Exercise aim => Isolate every line in the data with the string "label" and copy it.

Entries with figure data:
┏━━

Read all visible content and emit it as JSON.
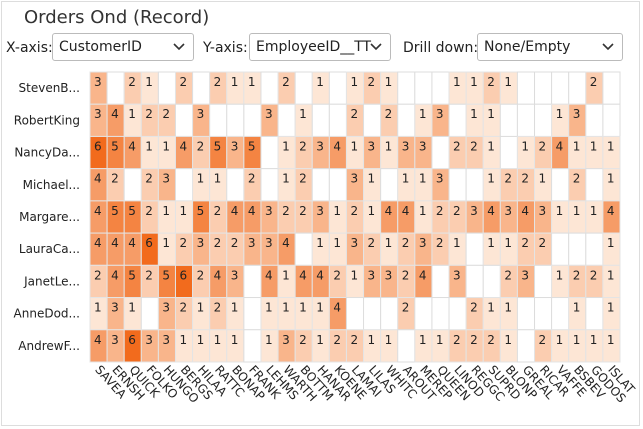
{
  "title": "Orders Ond (Record)",
  "controls": {
    "x_axis": {
      "label": "X-axis:",
      "value": "CustomerID"
    },
    "y_axis": {
      "label": "Y-axis:",
      "value": "EmployeeID__TT"
    },
    "drill_down": {
      "label": "Drill down:",
      "value": "None/Empty"
    }
  },
  "chart_data": {
    "type": "heatmap",
    "x_categories": [
      "SAVEA",
      "ERNSH",
      "QUICK",
      "FOLKO",
      "HUNGO",
      "BERGS",
      "HILAA",
      "RATTC",
      "BONAP",
      "FRANK",
      "LEHMS",
      "WARTH",
      "BOTTM",
      "HANAR",
      "KOENE",
      "LAMAI",
      "LILAS",
      "WHITC",
      "AROUT",
      "MEREP",
      "QUEEN",
      "LINOD",
      "REGGC",
      "SUPRD",
      "BLONP",
      "GREAL",
      "RICAR",
      "VAFFE",
      "BSBEV",
      "GODOS",
      "ISLAT"
    ],
    "y_categories": [
      "StevenB...",
      "RobertKing",
      "NancyDa...",
      "Michael...",
      "Margare...",
      "LauraCa...",
      "JanetLe...",
      "AnneDod...",
      "AndrewF..."
    ],
    "values": [
      [
        3,
        null,
        2,
        1,
        null,
        2,
        null,
        2,
        1,
        1,
        null,
        2,
        null,
        1,
        null,
        1,
        2,
        1,
        null,
        null,
        null,
        1,
        1,
        2,
        1,
        null,
        null,
        null,
        null,
        2,
        null
      ],
      [
        3,
        4,
        1,
        2,
        2,
        null,
        3,
        null,
        null,
        null,
        3,
        null,
        1,
        null,
        null,
        2,
        null,
        2,
        null,
        1,
        3,
        null,
        1,
        1,
        null,
        null,
        null,
        1,
        3,
        null,
        null
      ],
      [
        6,
        5,
        4,
        1,
        1,
        4,
        2,
        5,
        3,
        5,
        null,
        1,
        2,
        3,
        4,
        1,
        3,
        1,
        3,
        3,
        null,
        2,
        2,
        1,
        null,
        1,
        2,
        4,
        1,
        1,
        1
      ],
      [
        4,
        2,
        null,
        2,
        3,
        null,
        1,
        1,
        null,
        2,
        null,
        1,
        2,
        null,
        null,
        3,
        1,
        null,
        1,
        1,
        3,
        null,
        null,
        1,
        2,
        2,
        1,
        null,
        2,
        null,
        1
      ],
      [
        4,
        5,
        5,
        2,
        1,
        1,
        5,
        2,
        4,
        4,
        3,
        2,
        2,
        3,
        1,
        2,
        1,
        4,
        4,
        1,
        2,
        2,
        3,
        4,
        3,
        4,
        3,
        1,
        1,
        1,
        4
      ],
      [
        4,
        4,
        4,
        6,
        1,
        2,
        3,
        2,
        2,
        3,
        3,
        4,
        null,
        1,
        1,
        3,
        2,
        1,
        2,
        3,
        2,
        1,
        null,
        1,
        1,
        2,
        2,
        null,
        null,
        null,
        1
      ],
      [
        2,
        4,
        5,
        2,
        5,
        6,
        2,
        4,
        3,
        null,
        4,
        1,
        4,
        4,
        2,
        1,
        3,
        3,
        2,
        4,
        null,
        3,
        null,
        null,
        2,
        3,
        null,
        1,
        2,
        2,
        1
      ],
      [
        1,
        3,
        1,
        null,
        3,
        2,
        1,
        2,
        1,
        null,
        1,
        1,
        1,
        1,
        4,
        null,
        null,
        null,
        2,
        null,
        null,
        null,
        2,
        1,
        1,
        null,
        null,
        null,
        1,
        null,
        1
      ],
      [
        4,
        3,
        6,
        3,
        3,
        1,
        1,
        1,
        1,
        null,
        1,
        3,
        2,
        1,
        2,
        2,
        1,
        1,
        null,
        1,
        1,
        2,
        2,
        2,
        1,
        null,
        2,
        1,
        1,
        1,
        1
      ]
    ],
    "color_low": "#fde6d5",
    "color_high": "#f26b1d"
  }
}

┗━━

The answer =>
      "label": "X-axis:",
      "label": "Y-axis:",
      "label": "Drill down:",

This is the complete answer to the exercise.